# [What is needed]
Return each line of the listing below, unchanged, and omit the images.

Records from a collection of figures:
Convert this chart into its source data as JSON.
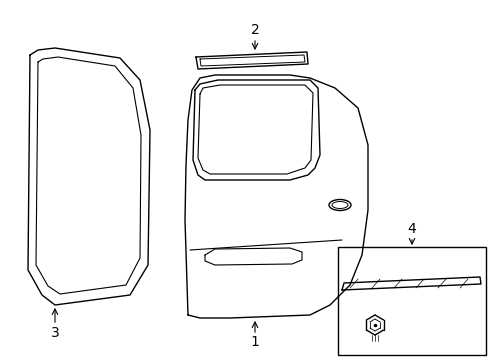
{
  "bg_color": "#ffffff",
  "line_color": "#000000",
  "lw": 1.0,
  "label_fontsize": 10,
  "fig_width": 4.89,
  "fig_height": 3.6,
  "dpi": 100
}
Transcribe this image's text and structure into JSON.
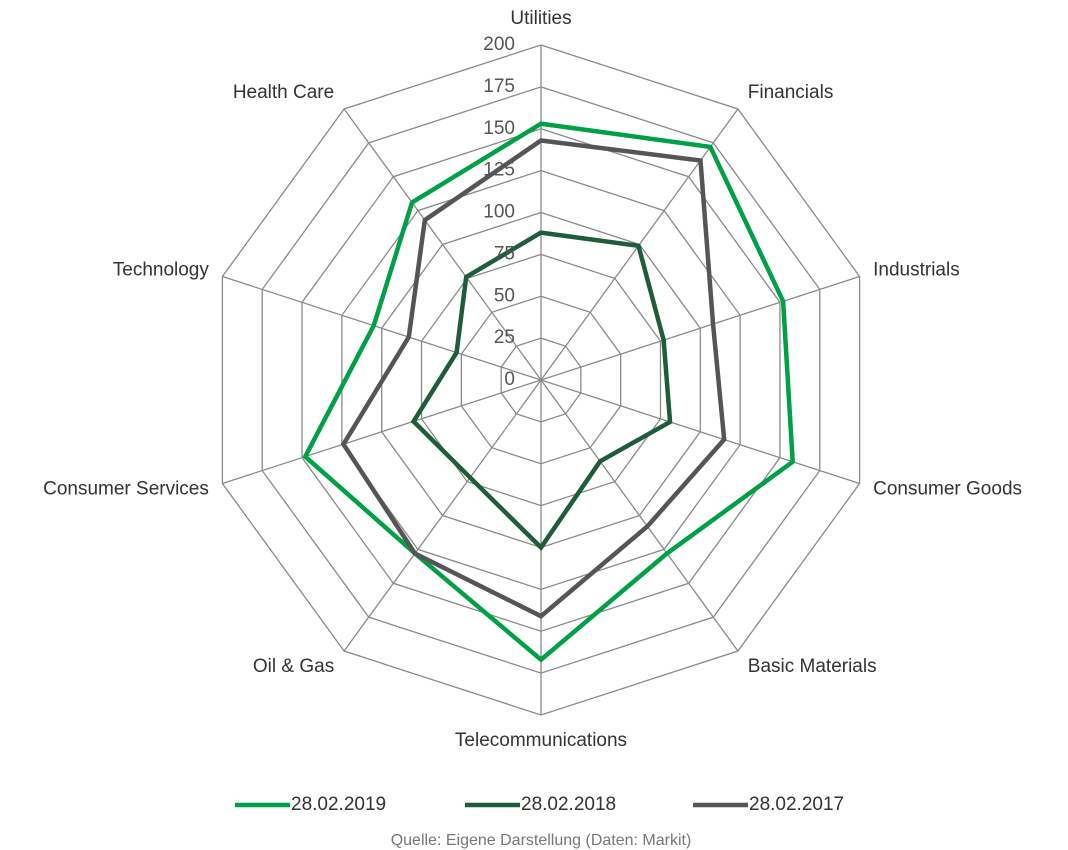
{
  "chart_data": {
    "type": "radar",
    "categories": [
      "Utilities",
      "Financials",
      "Industrials",
      "Consumer Goods",
      "Basic Materials",
      "Telecommunications",
      "Oil & Gas",
      "Consumer Services",
      "Technology",
      "Health Care"
    ],
    "series": [
      {
        "name": "28.02.2019",
        "color": "#00a046",
        "values": [
          153,
          172,
          152,
          158,
          128,
          167,
          128,
          148,
          105,
          131
        ]
      },
      {
        "name": "28.02.2018",
        "color": "#1f5c3b",
        "values": [
          88,
          99,
          77,
          81,
          60,
          100,
          72,
          80,
          53,
          76
        ]
      },
      {
        "name": "28.02.2017",
        "color": "#555555",
        "values": [
          143,
          162,
          108,
          115,
          108,
          141,
          128,
          124,
          83,
          118
        ]
      }
    ],
    "ylim": [
      0,
      200
    ],
    "yticks": [
      0,
      25,
      50,
      75,
      100,
      125,
      150,
      175,
      200
    ],
    "grid": true,
    "source": "Quelle: Eigene Darstellung (Daten: Markit)"
  }
}
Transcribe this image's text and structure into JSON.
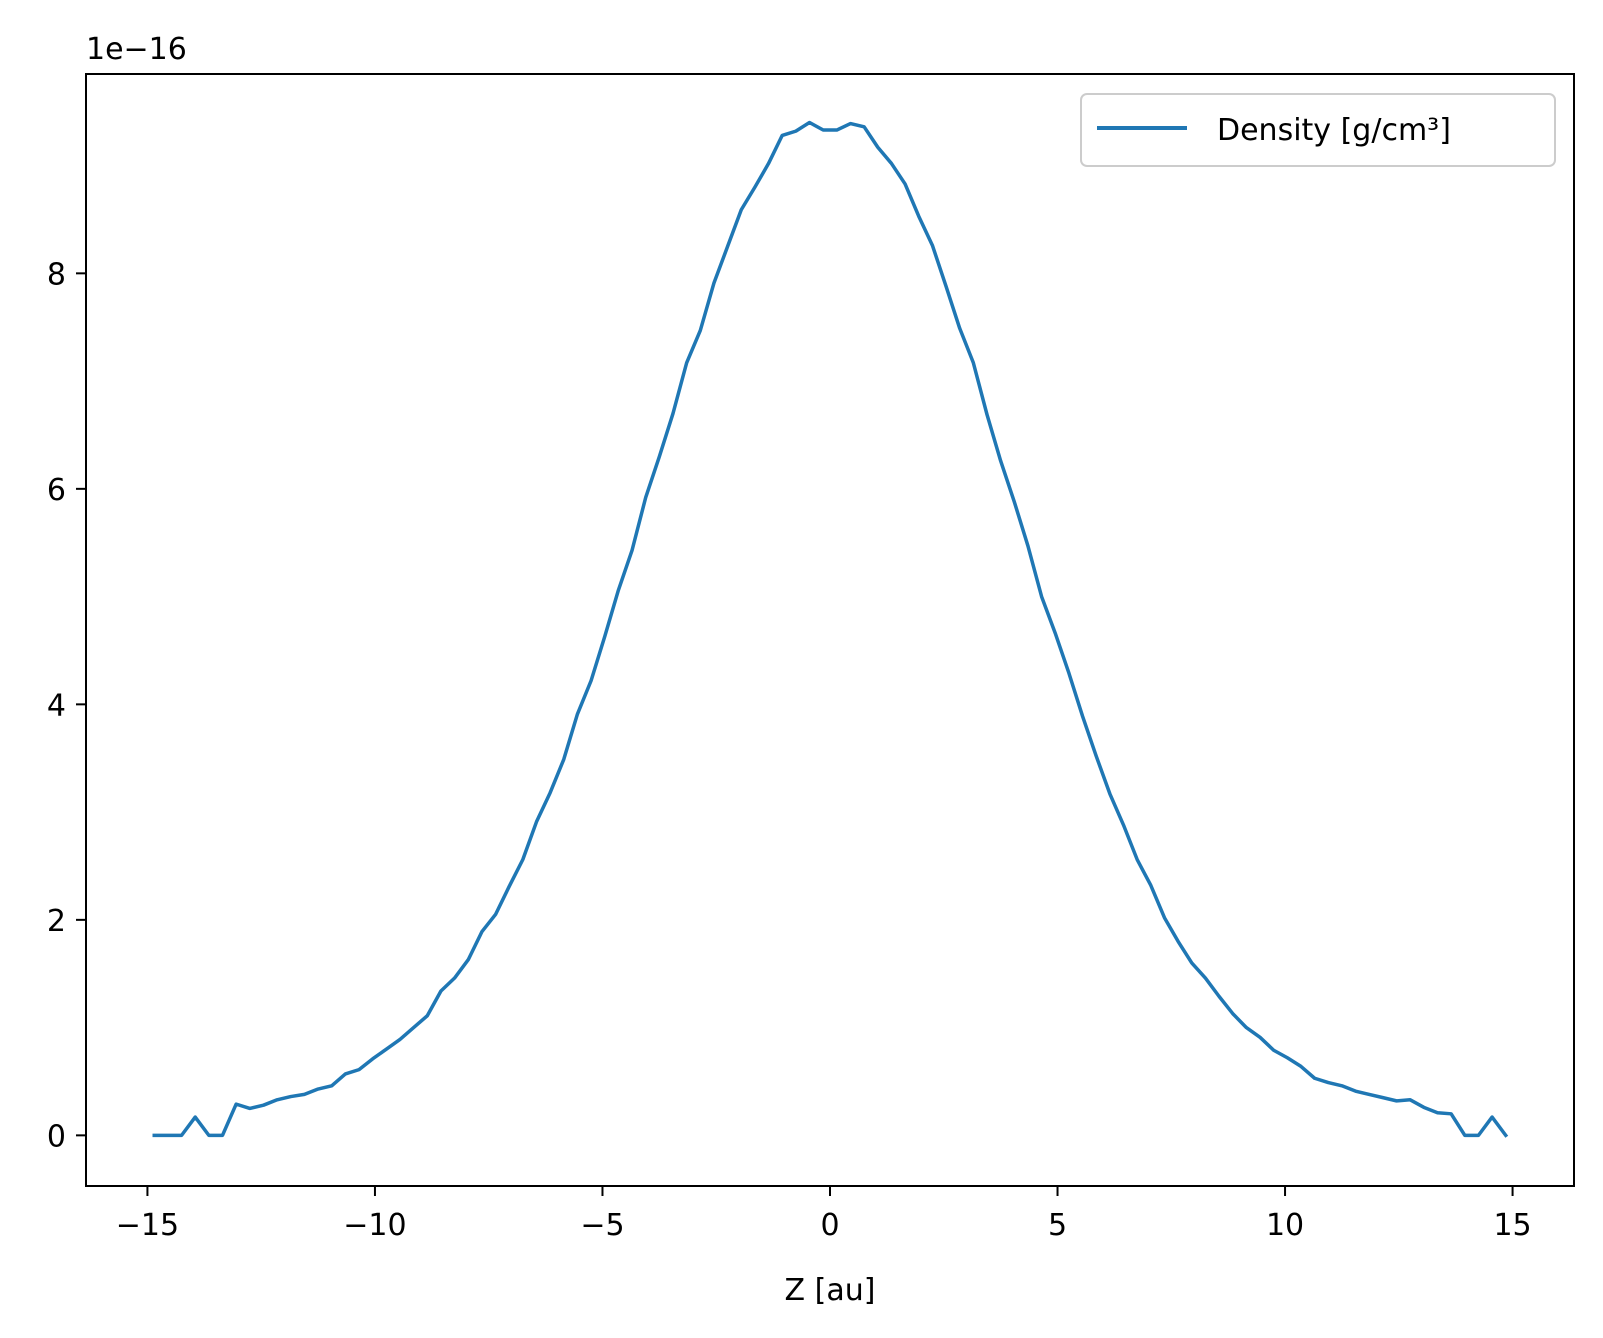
{
  "chart_data": {
    "type": "line",
    "title": "",
    "xlabel": "Z [au]",
    "ylabel": "",
    "y_offset_label": "1e−16",
    "xlim": [
      -16.35,
      16.35
    ],
    "ylim": [
      -0.47,
      9.85
    ],
    "x_ticks": [
      -15,
      -10,
      -5,
      0,
      5,
      10,
      15
    ],
    "x_tick_labels": [
      "−15",
      "−10",
      "−5",
      "0",
      "5",
      "10",
      "15"
    ],
    "y_ticks": [
      0,
      2,
      4,
      6,
      8
    ],
    "y_tick_labels": [
      "0",
      "2",
      "4",
      "6",
      "8"
    ],
    "grid": false,
    "legend_position": "upper-right",
    "series": [
      {
        "name": "Density [g/cm³]",
        "color": "#1f77b4",
        "x": [
          -14.85,
          -14.55,
          -14.25,
          -13.95,
          -13.65,
          -13.35,
          -13.05,
          -12.75,
          -12.45,
          -12.15,
          -11.85,
          -11.55,
          -11.25,
          -10.95,
          -10.65,
          -10.35,
          -10.05,
          -9.75,
          -9.45,
          -9.15,
          -8.85,
          -8.55,
          -8.25,
          -7.95,
          -7.65,
          -7.35,
          -7.05,
          -6.75,
          -6.45,
          -6.15,
          -5.85,
          -5.55,
          -5.25,
          -4.95,
          -4.65,
          -4.35,
          -4.05,
          -3.75,
          -3.45,
          -3.15,
          -2.85,
          -2.55,
          -2.25,
          -1.95,
          -1.65,
          -1.35,
          -1.05,
          -0.75,
          -0.45,
          -0.15,
          0.15,
          0.45,
          0.75,
          1.05,
          1.35,
          1.65,
          1.95,
          2.25,
          2.55,
          2.85,
          3.15,
          3.45,
          3.75,
          4.05,
          4.35,
          4.65,
          4.95,
          5.25,
          5.55,
          5.85,
          6.15,
          6.45,
          6.75,
          7.05,
          7.35,
          7.65,
          7.95,
          8.25,
          8.55,
          8.85,
          9.15,
          9.45,
          9.75,
          10.05,
          10.35,
          10.65,
          10.95,
          11.25,
          11.55,
          11.85,
          12.15,
          12.45,
          12.75,
          13.05,
          13.35,
          13.65,
          13.95,
          14.25,
          14.55,
          14.85
        ],
        "values": [
          0.0,
          0.0,
          0.0,
          0.17,
          0.0,
          0.0,
          0.29,
          0.25,
          0.28,
          0.33,
          0.36,
          0.38,
          0.43,
          0.46,
          0.57,
          0.61,
          0.71,
          0.8,
          0.89,
          1.0,
          1.11,
          1.34,
          1.46,
          1.63,
          1.89,
          2.05,
          2.31,
          2.56,
          2.91,
          3.18,
          3.49,
          3.91,
          4.22,
          4.63,
          5.06,
          5.43,
          5.92,
          6.3,
          6.7,
          7.17,
          7.47,
          7.91,
          8.25,
          8.59,
          8.8,
          9.02,
          9.28,
          9.32,
          9.4,
          9.33,
          9.33,
          9.39,
          9.36,
          9.17,
          9.02,
          8.83,
          8.53,
          8.26,
          7.88,
          7.49,
          7.17,
          6.69,
          6.26,
          5.88,
          5.47,
          5.0,
          4.66,
          4.29,
          3.89,
          3.52,
          3.17,
          2.88,
          2.56,
          2.32,
          2.02,
          1.8,
          1.6,
          1.46,
          1.29,
          1.13,
          1.0,
          0.91,
          0.79,
          0.72,
          0.64,
          0.53,
          0.49,
          0.46,
          0.41,
          0.38,
          0.35,
          0.32,
          0.33,
          0.26,
          0.21,
          0.2,
          0.0,
          0.0,
          0.17,
          0.0
        ]
      }
    ]
  }
}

# [Reply]
Convert this chart into its source data as JSON.
{
  "bg_color": "#ffffff",
  "line_color": "#000000",
  "lw": 1.0,
  "label_fontsize": 10,
  "fig_width": 4.89,
  "fig_height": 3.6,
  "dpi": 100
}
Transcribe this image's text and structure into JSON.
{
  "chart_data": {
    "type": "radar",
    "categories": [
      "Utilities",
      "Financials",
      "Industrials",
      "Consumer Goods",
      "Basic Materials",
      "Telecommunications",
      "Oil & Gas",
      "Consumer Services",
      "Technology",
      "Health Care"
    ],
    "series": [
      {
        "name": "28.02.2019",
        "color": "#00a046",
        "values": [
          153,
          172,
          152,
          158,
          128,
          167,
          128,
          148,
          105,
          131
        ]
      },
      {
        "name": "28.02.2018",
        "color": "#1f5c3b",
        "values": [
          88,
          99,
          77,
          81,
          60,
          100,
          72,
          80,
          53,
          76
        ]
      },
      {
        "name": "28.02.2017",
        "color": "#555555",
        "values": [
          143,
          162,
          108,
          115,
          108,
          141,
          128,
          124,
          83,
          118
        ]
      }
    ],
    "ylim": [
      0,
      200
    ],
    "yticks": [
      0,
      25,
      50,
      75,
      100,
      125,
      150,
      175,
      200
    ],
    "grid": true,
    "source": "Quelle: Eigene Darstellung (Daten: Markit)"
  }
}
Transcribe this image's text and structure into JSON.
{
  "chart_data": {
    "type": "line",
    "title": "",
    "xlabel": "Z [au]",
    "ylabel": "",
    "y_offset_label": "1e−16",
    "xlim": [
      -16.35,
      16.35
    ],
    "ylim": [
      -0.47,
      9.85
    ],
    "x_ticks": [
      -15,
      -10,
      -5,
      0,
      5,
      10,
      15
    ],
    "x_tick_labels": [
      "−15",
      "−10",
      "−5",
      "0",
      "5",
      "10",
      "15"
    ],
    "y_ticks": [
      0,
      2,
      4,
      6,
      8
    ],
    "y_tick_labels": [
      "0",
      "2",
      "4",
      "6",
      "8"
    ],
    "grid": false,
    "legend_position": "upper-right",
    "series": [
      {
        "name": "Density [g/cm³]",
        "color": "#1f77b4",
        "x": [
          -14.85,
          -14.55,
          -14.25,
          -13.95,
          -13.65,
          -13.35,
          -13.05,
          -12.75,
          -12.45,
          -12.15,
          -11.85,
          -11.55,
          -11.25,
          -10.95,
          -10.65,
          -10.35,
          -10.05,
          -9.75,
          -9.45,
          -9.15,
          -8.85,
          -8.55,
          -8.25,
          -7.95,
          -7.65,
          -7.35,
          -7.05,
          -6.75,
          -6.45,
          -6.15,
          -5.85,
          -5.55,
          -5.25,
          -4.95,
          -4.65,
          -4.35,
          -4.05,
          -3.75,
          -3.45,
          -3.15,
          -2.85,
          -2.55,
          -2.25,
          -1.95,
          -1.65,
          -1.35,
          -1.05,
          -0.75,
          -0.45,
          -0.15,
          0.15,
          0.45,
          0.75,
          1.05,
          1.35,
          1.65,
          1.95,
          2.25,
          2.55,
          2.85,
          3.15,
          3.45,
          3.75,
          4.05,
          4.35,
          4.65,
          4.95,
          5.25,
          5.55,
          5.85,
          6.15,
          6.45,
          6.75,
          7.05,
          7.35,
          7.65,
          7.95,
          8.25,
          8.55,
          8.85,
          9.15,
          9.45,
          9.75,
          10.05,
          10.35,
          10.65,
          10.95,
          11.25,
          11.55,
          11.85,
          12.15,
          12.45,
          12.75,
          13.05,
          13.35,
          13.65,
          13.95,
          14.25,
          14.55,
          14.85
        ],
        "values": [
          0.0,
          0.0,
          0.0,
          0.17,
          0.0,
          0.0,
          0.29,
          0.25,
          0.28,
          0.33,
          0.36,
          0.38,
          0.43,
          0.46,
          0.57,
          0.61,
          0.71,
          0.8,
          0.89,
          1.0,
          1.11,
          1.34,
          1.46,
          1.63,
          1.89,
          2.05,
          2.31,
          2.56,
          2.91,
          3.18,
          3.49,
          3.91,
          4.22,
          4.63,
          5.06,
          5.43,
          5.92,
          6.3,
          6.7,
          7.17,
          7.47,
          7.91,
          8.25,
          8.59,
          8.8,
          9.02,
          9.28,
          9.32,
          9.4,
          9.33,
          9.33,
          9.39,
          9.36,
          9.17,
          9.02,
          8.83,
          8.53,
          8.26,
          7.88,
          7.49,
          7.17,
          6.69,
          6.26,
          5.88,
          5.47,
          5.0,
          4.66,
          4.29,
          3.89,
          3.52,
          3.17,
          2.88,
          2.56,
          2.32,
          2.02,
          1.8,
          1.6,
          1.46,
          1.29,
          1.13,
          1.0,
          0.91,
          0.79,
          0.72,
          0.64,
          0.53,
          0.49,
          0.46,
          0.41,
          0.38,
          0.35,
          0.32,
          0.33,
          0.26,
          0.21,
          0.2,
          0.0,
          0.0,
          0.17,
          0.0
        ]
      }
    ]
  }
}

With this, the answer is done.